___ Data provided

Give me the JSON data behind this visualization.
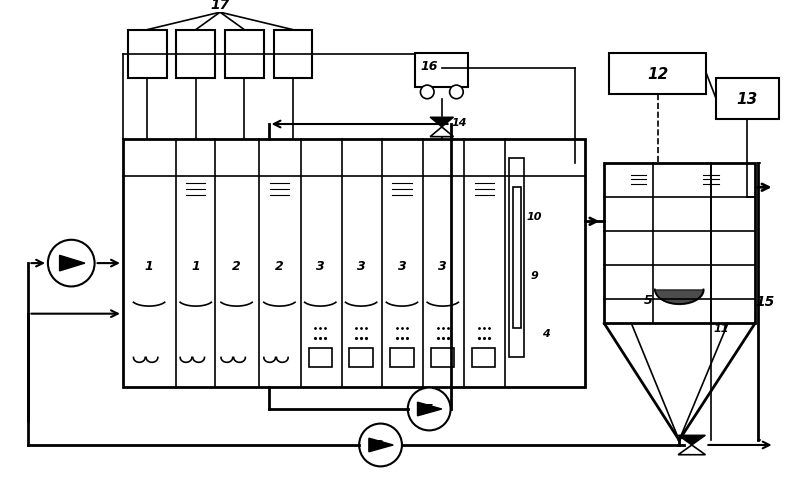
{
  "bg_color": "#ffffff",
  "line_color": "#000000",
  "fig_width": 8.0,
  "fig_height": 4.81
}
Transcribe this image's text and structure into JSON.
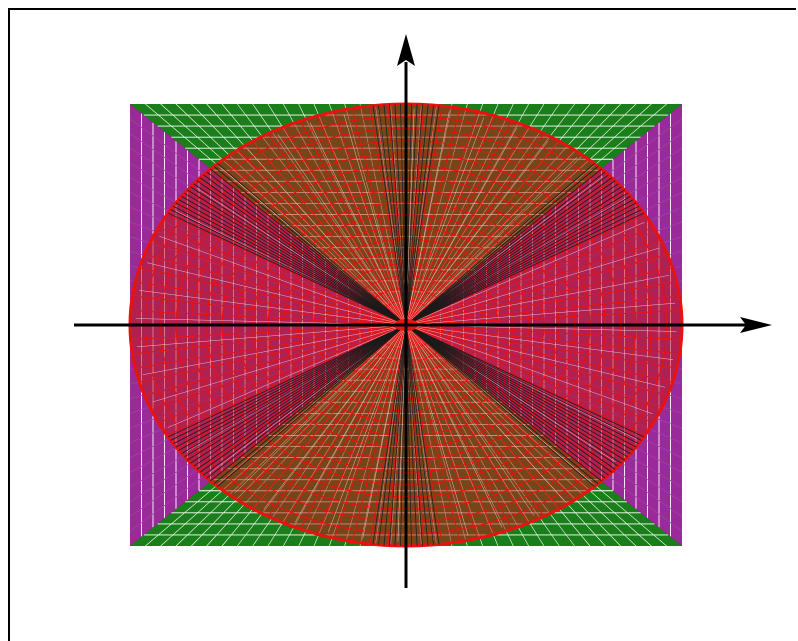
{
  "diagram": {
    "colors": {
      "background": "#ffffff",
      "frame": "#000000",
      "purple": "#8b0e8b",
      "purple_fill": "#9a2a9a",
      "green": "#0b7a0b",
      "green_fill": "#1a7f1a",
      "red": "#e8120f",
      "red_fill": "#c21818",
      "axis": "#000000"
    },
    "icons": {
      "x_axis_arrow": "arrow-right-icon",
      "y_axis_arrow": "arrow-up-icon"
    }
  }
}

______

▶ **Stated exercise**
Reproduce the material above in full, exactly, with no images.

▶ **Written answer**
Give me the JSON data behind this visualization.
{
  "bg_color": "#ffffff",
  "line_color": "#000000",
  "fig_width": 8.0,
  "fig_height": 4.81
}
Transcribe this image's text and structure into JSON.
{
  "diagram": {
    "colors": {
      "background": "#ffffff",
      "frame": "#000000",
      "purple": "#8b0e8b",
      "purple_fill": "#9a2a9a",
      "green": "#0b7a0b",
      "green_fill": "#1a7f1a",
      "red": "#e8120f",
      "red_fill": "#c21818",
      "axis": "#000000"
    },
    "icons": {
      "x_axis_arrow": "arrow-right-icon",
      "y_axis_arrow": "arrow-up-icon"
    }
  }
}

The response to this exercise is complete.